JOB —
Copy the items between the line holding "maqam-cell: بیست و ششم — [244, 422, 300, 435]" and the line holding "fourth-cell: ۱ — [110, 106, 142, 119]", inclusive, reproducing each line character for character.

SUPPLIED ENTRIES —
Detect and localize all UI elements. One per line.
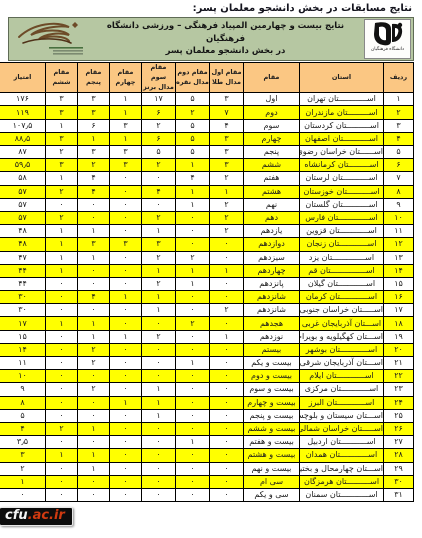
maqam-cell: بیست و ششم — [244, 422, 300, 435]
silver-cell: ۰ — [176, 396, 210, 409]
fourth-cell: ۰ — [110, 211, 142, 224]
fourth-cell: ۱ — [110, 330, 142, 343]
table-row: ۲۴اســــــــــــتان البرزبیست و چهارم۰۰۱… — [0, 396, 414, 409]
fifth-cell: ۱ — [78, 422, 110, 435]
province-cell: اســـتان کهگیلویه و بویراحمد — [300, 330, 384, 343]
province-cell: اســــــــــتان هرمزگان — [300, 475, 384, 488]
maqam-cell: بیست و پنجم — [244, 409, 300, 422]
score-cell: ۸ — [0, 396, 46, 409]
sixth-cell: ۱ — [46, 172, 78, 185]
fifth-cell: ۳ — [78, 93, 110, 106]
gold-cell: ۳ — [210, 93, 244, 106]
gold-cell: ۰ — [210, 251, 244, 264]
score-cell: ۵۸ — [0, 172, 46, 185]
maqam-cell: دوازدهم — [244, 238, 300, 251]
gold-cell: ۰ — [210, 383, 244, 396]
silver-cell: ۱ — [176, 277, 210, 290]
fourth-cell: ۱ — [110, 106, 142, 119]
table-row: ۱۶اســــــــــــتان کرمانشانزدهم۰۰۱۱۴۰۳۰ — [0, 291, 414, 304]
table-row: ۵اســــــتان خراسان رضویپنجم۳۵۵۳۳۲۸۷ — [0, 146, 414, 159]
bronze-cell: ۱ — [142, 264, 176, 277]
rank-cell: ۲۹ — [384, 462, 414, 475]
header-cell-score: امتیاز — [0, 63, 46, 93]
sixth-cell: ۰ — [46, 462, 78, 475]
score-cell: ۸۸٫۵ — [0, 132, 46, 145]
province-cell: اســـــــــــتان اردبیل — [300, 436, 384, 449]
bronze-cell: ۶ — [142, 106, 176, 119]
province-cell: اســـتان چهارمحال و بختیاری — [300, 462, 384, 475]
fifth-cell: ۰ — [78, 396, 110, 409]
header-cell-sixth: مقام ششم — [46, 63, 78, 93]
gold-cell: ۲ — [210, 172, 244, 185]
score-cell: ۴۴ — [0, 264, 46, 277]
table-row: ۳۱اســــــــــــتان سمنانسی و یکم۰۰۰۰۰۰۰ — [0, 488, 414, 501]
silver-cell: ۰ — [176, 291, 210, 304]
table-row: ۳۰اســــــــــتان هرمزگانسی ام۰۰۰۰۰۰۱ — [0, 475, 414, 488]
rank-cell: ۳۰ — [384, 475, 414, 488]
rank-cell: ۲۲ — [384, 370, 414, 383]
fifth-cell: ۰ — [78, 488, 110, 501]
gold-cell: ۴ — [210, 119, 244, 132]
silver-cell: ۱ — [176, 198, 210, 211]
bronze-cell: ۰ — [142, 370, 176, 383]
silver-cell: ۰ — [176, 370, 210, 383]
fifth-cell: ۰ — [78, 277, 110, 290]
silver-cell: ۲ — [176, 251, 210, 264]
fifth-cell: ۲ — [78, 357, 110, 370]
sixth-cell: ۱ — [46, 264, 78, 277]
olympiad-banner: دانشگاه فرهنگیان نتایج بیست و چهارمین ال… — [8, 17, 414, 61]
maqam-cell: سوم — [244, 119, 300, 132]
maqam-cell: پنجم — [244, 146, 300, 159]
silver-cell: ۱ — [176, 264, 210, 277]
fourth-cell: ۰ — [110, 277, 142, 290]
score-cell: ۵۷ — [0, 211, 46, 224]
cfu-watermark-link[interactable]: cfu.ac.ir — [0, 507, 73, 526]
table-header: ردیفاستانمقاممقام اول مدال طلامقام دوم م… — [0, 63, 414, 93]
header-cell-silver: مقام دوم مدال نقره — [176, 63, 210, 93]
silver-cell: ۴ — [176, 172, 210, 185]
silver-cell: ۰ — [176, 225, 210, 238]
province-cell: اســــــــــــتان کرمان — [300, 291, 384, 304]
maqam-cell: سی و یکم — [244, 488, 300, 501]
sixth-cell: ۲ — [46, 185, 78, 198]
fourth-cell: ۰ — [110, 317, 142, 330]
sixth-cell: ۰ — [46, 409, 78, 422]
score-cell: ۱۰۷٫۵ — [0, 119, 46, 132]
silver-cell: ۰ — [176, 238, 210, 251]
bronze-cell: ۲ — [142, 159, 176, 172]
maqam-cell: چهاردهم — [244, 264, 300, 277]
maqam-cell: هجدهم — [244, 317, 300, 330]
fifth-cell: ۱ — [78, 462, 110, 475]
table-row: ۱۰اســـــــــــــتان فارسدهم۲۰۲۰۰۲۵۷ — [0, 211, 414, 224]
score-cell: ۱۵ — [0, 330, 46, 343]
score-cell: ۴ — [0, 422, 46, 435]
rank-cell: ۷ — [384, 172, 414, 185]
farhangian-logo-caption: دانشگاه فرهنگیان — [371, 48, 404, 53]
gold-cell: ۰ — [210, 449, 244, 462]
bronze-cell: ۵ — [142, 146, 176, 159]
gold-cell: ۰ — [210, 422, 244, 435]
maqam-cell: شانزدهم — [244, 291, 300, 304]
rank-cell: ۱۹ — [384, 330, 414, 343]
province-cell: اســـــــــــتان گلستان — [300, 198, 384, 211]
province-cell: اســــــــــــتان گیلان — [300, 277, 384, 290]
province-cell: اســــــــــــتان سمنان — [300, 488, 384, 501]
header-cell-province: استان — [300, 63, 384, 93]
fifth-cell: ۰ — [78, 264, 110, 277]
bronze-cell: ۰ — [142, 449, 176, 462]
maqam-cell: بیست و هشتم — [244, 449, 300, 462]
fifth-cell: ۱ — [78, 225, 110, 238]
gold-cell: ۰ — [210, 277, 244, 290]
fifth-cell: ۲ — [78, 383, 110, 396]
province-cell: اســـــــــــــــتان قم — [300, 264, 384, 277]
rank-cell: ۲۴ — [384, 396, 414, 409]
fifth-cell: ۱ — [78, 251, 110, 264]
silver-cell: ۰ — [176, 475, 210, 488]
header-cell-bronze: مقام سوم مدال برنز — [142, 63, 176, 93]
fifth-cell: ۳ — [78, 146, 110, 159]
rank-cell: ۳ — [384, 119, 414, 132]
province-cell: اســــــــــــتان زنجان — [300, 238, 384, 251]
sixth-cell: ۰ — [46, 475, 78, 488]
fourth-cell: ۰ — [110, 172, 142, 185]
maqam-cell: دوم — [244, 106, 300, 119]
score-cell: ۴۸ — [0, 238, 46, 251]
rank-cell: ۸ — [384, 185, 414, 198]
table-row: ۷اســـــــــــتان لرستانهفتم۲۴۰۰۴۱۵۸ — [0, 172, 414, 185]
silver-cell: ۵ — [176, 132, 210, 145]
maqam-cell: نوزدهم — [244, 330, 300, 343]
bronze-cell: ۰ — [142, 317, 176, 330]
table-row: ۶اســـــــــتان کرمانشاهششم۳۱۲۳۲۳۵۹٫۵ — [0, 159, 414, 172]
bronze-cell: ۰ — [142, 475, 176, 488]
sixth-cell: ۰ — [46, 304, 78, 317]
score-cell: ۴۸ — [0, 225, 46, 238]
bronze-cell: ۱ — [142, 304, 176, 317]
fourth-cell: ۰ — [110, 462, 142, 475]
table-row: ۲۸اســــــــــــتان همدانبیست و هشتم۰۰۰۰… — [0, 449, 414, 462]
score-cell: ۲ — [0, 462, 46, 475]
fourth-cell: ۳ — [110, 238, 142, 251]
gold-cell: ۰ — [210, 357, 244, 370]
table-row: ۱۴اســـــــــــــــتان قمچهاردهم۱۱۱۰۰۱۴۴ — [0, 264, 414, 277]
rank-cell: ۲۶ — [384, 422, 414, 435]
sixth-cell: ۰ — [46, 488, 78, 501]
rank-cell: ۲۷ — [384, 436, 414, 449]
fourth-cell: ۱ — [110, 396, 142, 409]
province-cell: اســــــــــــتان تهران — [300, 93, 384, 106]
table-row: ۱اســــــــــــتان تهراناول۳۵۱۷۱۳۳۱۷۶ — [0, 93, 414, 106]
fourth-cell: ۰ — [110, 370, 142, 383]
maqam-cell: چهارم — [244, 132, 300, 145]
maqam-cell: هفتم — [244, 172, 300, 185]
score-cell: ۱ — [0, 475, 46, 488]
gold-cell: ۷ — [210, 106, 244, 119]
gold-cell: ۰ — [210, 238, 244, 251]
maqam-cell: شانزدهم — [244, 304, 300, 317]
table-row: ۸اســــــــــتان خوزستانهشتم۱۱۴۰۴۲۵۷ — [0, 185, 414, 198]
province-cell: اســـتان آذربایجان غربی — [300, 317, 384, 330]
gold-cell: ۱ — [210, 185, 244, 198]
silver-cell: ۱ — [176, 357, 210, 370]
table-row: ۲۱اســـتان آذربایجان شرقیبیست و یکم۰۱۰۰۲… — [0, 357, 414, 370]
fifth-cell: ۱ — [78, 132, 110, 145]
bronze-cell: ۱ — [142, 409, 176, 422]
silver-cell: ۵ — [176, 119, 210, 132]
province-cell: اســــــــــــــتان یزد — [300, 251, 384, 264]
gold-cell: ۲ — [210, 225, 244, 238]
bronze-cell: ۱ — [142, 383, 176, 396]
watermark-cfu-text: cfu — [5, 508, 28, 523]
score-cell: ۸۷ — [0, 146, 46, 159]
rank-cell: ۱۷ — [384, 304, 414, 317]
province-cell: اســـــــــتان کرمانشاه — [300, 159, 384, 172]
rank-cell: ۱۳ — [384, 251, 414, 264]
silver-cell: ۰ — [176, 422, 210, 435]
sixth-cell: ۱ — [46, 317, 78, 330]
score-cell: ۱۷۶ — [0, 93, 46, 106]
bronze-cell: ۰ — [142, 198, 176, 211]
watermark-acir-text: .ac.ir — [28, 508, 65, 523]
sixth-cell: ۱ — [46, 225, 78, 238]
maqam-cell: نهم — [244, 198, 300, 211]
sixth-cell: ۳ — [46, 93, 78, 106]
province-cell: اســـــتان خراسان جنوبی — [300, 304, 384, 317]
gold-cell: ۰ — [210, 291, 244, 304]
silver-cell: ۰ — [176, 343, 210, 356]
rank-cell: ۱۶ — [384, 291, 414, 304]
table-row: ۲۹اســـتان چهارمحال و بختیاریبیست و نهم۰… — [0, 462, 414, 475]
gold-cell: ۰ — [210, 343, 244, 356]
silver-cell: ۰ — [176, 330, 210, 343]
rank-cell: ۶ — [384, 159, 414, 172]
score-cell: ۱۰ — [0, 370, 46, 383]
score-cell: ۵۷ — [0, 185, 46, 198]
fourth-cell: ۰ — [110, 185, 142, 198]
rank-cell: ۲۵ — [384, 409, 414, 422]
fourth-cell: ۱ — [110, 291, 142, 304]
maqam-cell: بیستم — [244, 343, 300, 356]
table-row: ۳اســــــــــتان کردستانسوم۴۵۲۳۶۱۱۰۷٫۵ — [0, 119, 414, 132]
fifth-cell: ۱ — [78, 317, 110, 330]
score-cell: ۱۷ — [0, 317, 46, 330]
rank-cell: ۱۲ — [384, 238, 414, 251]
maqam-cell: دهم — [244, 211, 300, 224]
rank-cell: ۱۸ — [384, 317, 414, 330]
bronze-cell: ۰ — [142, 343, 176, 356]
sixth-cell: ۱ — [46, 119, 78, 132]
farhangian-university-logo: دانشگاه فرهنگیان — [364, 19, 411, 59]
sixth-cell: ۰ — [46, 291, 78, 304]
table-row: ۱۹اســـتان کهگیلویه و بویراحمدنوزدهم۱۰۲۱… — [0, 330, 414, 343]
score-cell: ۵۹٫۵ — [0, 159, 46, 172]
fifth-cell: ۳ — [78, 106, 110, 119]
fourth-cell: ۰ — [110, 198, 142, 211]
province-cell: اســــــــــــتان ایلام — [300, 370, 384, 383]
fifth-cell: ۶ — [78, 119, 110, 132]
bronze-cell: ۰ — [142, 172, 176, 185]
sixth-cell: ۱ — [46, 251, 78, 264]
gold-cell: ۳ — [210, 132, 244, 145]
fifth-cell: ۰ — [78, 475, 110, 488]
header-cell-maqam: مقام — [244, 63, 300, 93]
score-cell: ۵ — [0, 409, 46, 422]
fifth-cell: ۰ — [78, 304, 110, 317]
sixth-cell: ۰ — [46, 198, 78, 211]
page-title: نتایج مسابقات در بخش دانشجو معلمان پسر: — [0, 0, 422, 16]
table-row: ۲۲اســــــــــــتان ایلامبیست و دوم۰۰۰۰۰… — [0, 370, 414, 383]
silver-cell: ۰ — [176, 462, 210, 475]
bronze-cell: ۲ — [142, 277, 176, 290]
silver-cell: ۵ — [176, 93, 210, 106]
fourth-cell: ۰ — [110, 488, 142, 501]
sixth-cell: ۲ — [46, 211, 78, 224]
province-cell: اســـــــــــتان لرستان — [300, 172, 384, 185]
province-cell: اســـــــــــتان اصفهان — [300, 132, 384, 145]
gold-cell: ۰ — [210, 475, 244, 488]
fifth-cell: ۴ — [78, 291, 110, 304]
fifth-cell: ۲ — [78, 159, 110, 172]
bronze-cell: ۱ — [142, 396, 176, 409]
province-cell: اســـتان آذربایجان شرقی — [300, 357, 384, 370]
maqam-cell: اول — [244, 93, 300, 106]
gold-cell: ۲ — [210, 211, 244, 224]
table-row: ۲۶اســـــتان خراسان شمالیبیست و ششم۰۰۰۰۱… — [0, 422, 414, 435]
score-cell: ۱۱۹ — [0, 106, 46, 119]
silver-cell: ۱ — [176, 159, 210, 172]
silver-cell: ۰ — [176, 211, 210, 224]
fifth-cell: ۰ — [78, 436, 110, 449]
gold-cell: ۰ — [210, 462, 244, 475]
score-cell: ۵۷ — [0, 198, 46, 211]
fifth-cell: ۴ — [78, 185, 110, 198]
fourth-cell: ۰ — [110, 422, 142, 435]
province-cell: اســــــــــــتان البرز — [300, 396, 384, 409]
maqam-cell: بیست و نهم — [244, 462, 300, 475]
score-cell: ۴۴ — [0, 277, 46, 290]
fifth-cell: ۰ — [78, 370, 110, 383]
rank-cell: ۱ — [384, 93, 414, 106]
fourth-cell: ۱ — [110, 93, 142, 106]
score-cell: ۳۰ — [0, 291, 46, 304]
bronze-cell: ۱ — [142, 291, 176, 304]
silver-cell: ۱ — [176, 436, 210, 449]
sixth-cell: ۳ — [46, 106, 78, 119]
bronze-cell: ۴ — [142, 185, 176, 198]
score-cell: ۴۷ — [0, 251, 46, 264]
rank-cell: ۲۸ — [384, 449, 414, 462]
calligraphy-icon — [9, 19, 87, 59]
fifth-cell: ۱ — [78, 449, 110, 462]
banner-title: نتایج بیست و چهارمین المپیاد فرهنگی – ور… — [87, 20, 364, 57]
rank-cell: ۲۳ — [384, 383, 414, 396]
score-cell: ۱۱ — [0, 357, 46, 370]
gold-cell: ۰ — [210, 396, 244, 409]
header-cell-fifth: مقام پنجم — [78, 63, 110, 93]
gold-cell: ۰ — [210, 409, 244, 422]
sixth-cell: ۰ — [46, 436, 78, 449]
table-row: ۱۲اســــــــــــتان زنجاندوازدهم۰۰۳۳۳۱۴۸ — [0, 238, 414, 251]
bronze-cell: ۰ — [142, 422, 176, 435]
maqam-cell: بیست و سوم — [244, 383, 300, 396]
sixth-cell: ۲ — [46, 146, 78, 159]
silver-cell: ۰ — [176, 409, 210, 422]
maqam-cell: سیزدهم — [244, 251, 300, 264]
maqam-cell: بیست و دوم — [244, 370, 300, 383]
gold-cell: ۱ — [210, 330, 244, 343]
fifth-cell: ۲ — [78, 343, 110, 356]
fourth-cell: ۰ — [110, 343, 142, 356]
rank-cell: ۱۵ — [384, 277, 414, 290]
silver-cell: ۰ — [176, 449, 210, 462]
bronze-cell: ۱ — [142, 225, 176, 238]
sixth-cell: ۰ — [46, 396, 78, 409]
gold-cell: ۳ — [210, 146, 244, 159]
fourth-cell: ۰ — [110, 449, 142, 462]
fourth-cell: ۰ — [110, 357, 142, 370]
sixth-cell: ۰ — [46, 370, 78, 383]
header-cell-fourth: مقام چهارم — [110, 63, 142, 93]
bronze-cell: ۰ — [142, 488, 176, 501]
sixth-cell: ۱ — [46, 449, 78, 462]
table-row: ۲۵اســـتان سیستان و بلوچستانبیست و پنجم۰… — [0, 409, 414, 422]
banner-title-line2: در بخش دانشجو معلمان پسر — [87, 46, 364, 58]
table-row: ۲۷اســـــــــــتان اردبیلبیست و هفتم۰۱۰۰… — [0, 436, 414, 449]
fifth-cell: ۰ — [78, 409, 110, 422]
table-row: ۱۵اســــــــــــتان گیلانپانزدهم۰۱۲۰۰۰۴۴ — [0, 277, 414, 290]
fourth-cell: ۰ — [110, 383, 142, 396]
bronze-cell: ۶ — [142, 132, 176, 145]
sixth-cell: ۰ — [46, 343, 78, 356]
silver-cell: ۰ — [176, 383, 210, 396]
banner-title-line1: نتایج بیست و چهارمین المپیاد فرهنگی – ور… — [87, 20, 364, 46]
fourth-cell: ۱ — [110, 132, 142, 145]
gold-cell: ۲ — [210, 198, 244, 211]
farhangian-logo-icon — [371, 21, 405, 47]
rank-cell: ۳۱ — [384, 488, 414, 501]
province-cell: اســـــتان خراسان شمالی — [300, 422, 384, 435]
table-row: ۱۸اســـتان آذربایجان غربیهجدهم۰۲۰۰۱۱۱۷ — [0, 317, 414, 330]
province-cell: اســـــــــــــتان فارس — [300, 211, 384, 224]
rank-cell: ۲۱ — [384, 357, 414, 370]
sixth-cell: ۰ — [46, 357, 78, 370]
fourth-cell: ۰ — [110, 409, 142, 422]
fifth-cell: ۰ — [78, 198, 110, 211]
silver-cell: ۲ — [176, 317, 210, 330]
maqam-cell: بیست و چهارم — [244, 396, 300, 409]
sixth-cell: ۲ — [46, 422, 78, 435]
fifth-cell: ۱ — [78, 330, 110, 343]
bronze-cell: ۲ — [142, 330, 176, 343]
bronze-cell: ۰ — [142, 357, 176, 370]
bronze-cell: ۲ — [142, 251, 176, 264]
gold-cell: ۰ — [210, 488, 244, 501]
fourth-cell: ۰ — [110, 264, 142, 277]
bronze-cell: ۲ — [142, 211, 176, 224]
table-row: ۲اســـــــــتان مازندراندوم۷۲۶۱۳۳۱۱۹ — [0, 106, 414, 119]
table-row: ۲۳اســــــــــــتان مرکزیبیست و سوم۰۰۱۰۲… — [0, 383, 414, 396]
score-cell: ۹ — [0, 383, 46, 396]
province-cell: اســــــــــــتان مرکزی — [300, 383, 384, 396]
fifth-cell: ۰ — [78, 211, 110, 224]
sixth-cell: ۰ — [46, 330, 78, 343]
fourth-cell: ۳ — [110, 159, 142, 172]
province-cell: اســـــــــتان مازندران — [300, 106, 384, 119]
maqam-cell: سی ام — [244, 475, 300, 488]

FULL SOLUTION —
maqam-cell: بیست و ششم — [244, 422, 300, 435]
silver-cell: ۰ — [176, 396, 210, 409]
fourth-cell: ۰ — [110, 211, 142, 224]
fourth-cell: ۱ — [110, 330, 142, 343]
table-row: ۲۴اســــــــــــتان البرزبیست و چهارم۰۰۱… — [0, 396, 414, 409]
fifth-cell: ۱ — [78, 422, 110, 435]
province-cell: اســـتان کهگیلویه و بویراحمد — [300, 330, 384, 343]
province-cell: اســــــــــتان هرمزگان — [300, 475, 384, 488]
maqam-cell: بیست و پنجم — [244, 409, 300, 422]
score-cell: ۸ — [0, 396, 46, 409]
sixth-cell: ۱ — [46, 172, 78, 185]
fifth-cell: ۳ — [78, 93, 110, 106]
gold-cell: ۳ — [210, 93, 244, 106]
gold-cell: ۰ — [210, 251, 244, 264]
score-cell: ۵۸ — [0, 172, 46, 185]
maqam-cell: دوازدهم — [244, 238, 300, 251]
gold-cell: ۰ — [210, 383, 244, 396]
silver-cell: ۱ — [176, 277, 210, 290]
fourth-cell: ۱ — [110, 106, 142, 119]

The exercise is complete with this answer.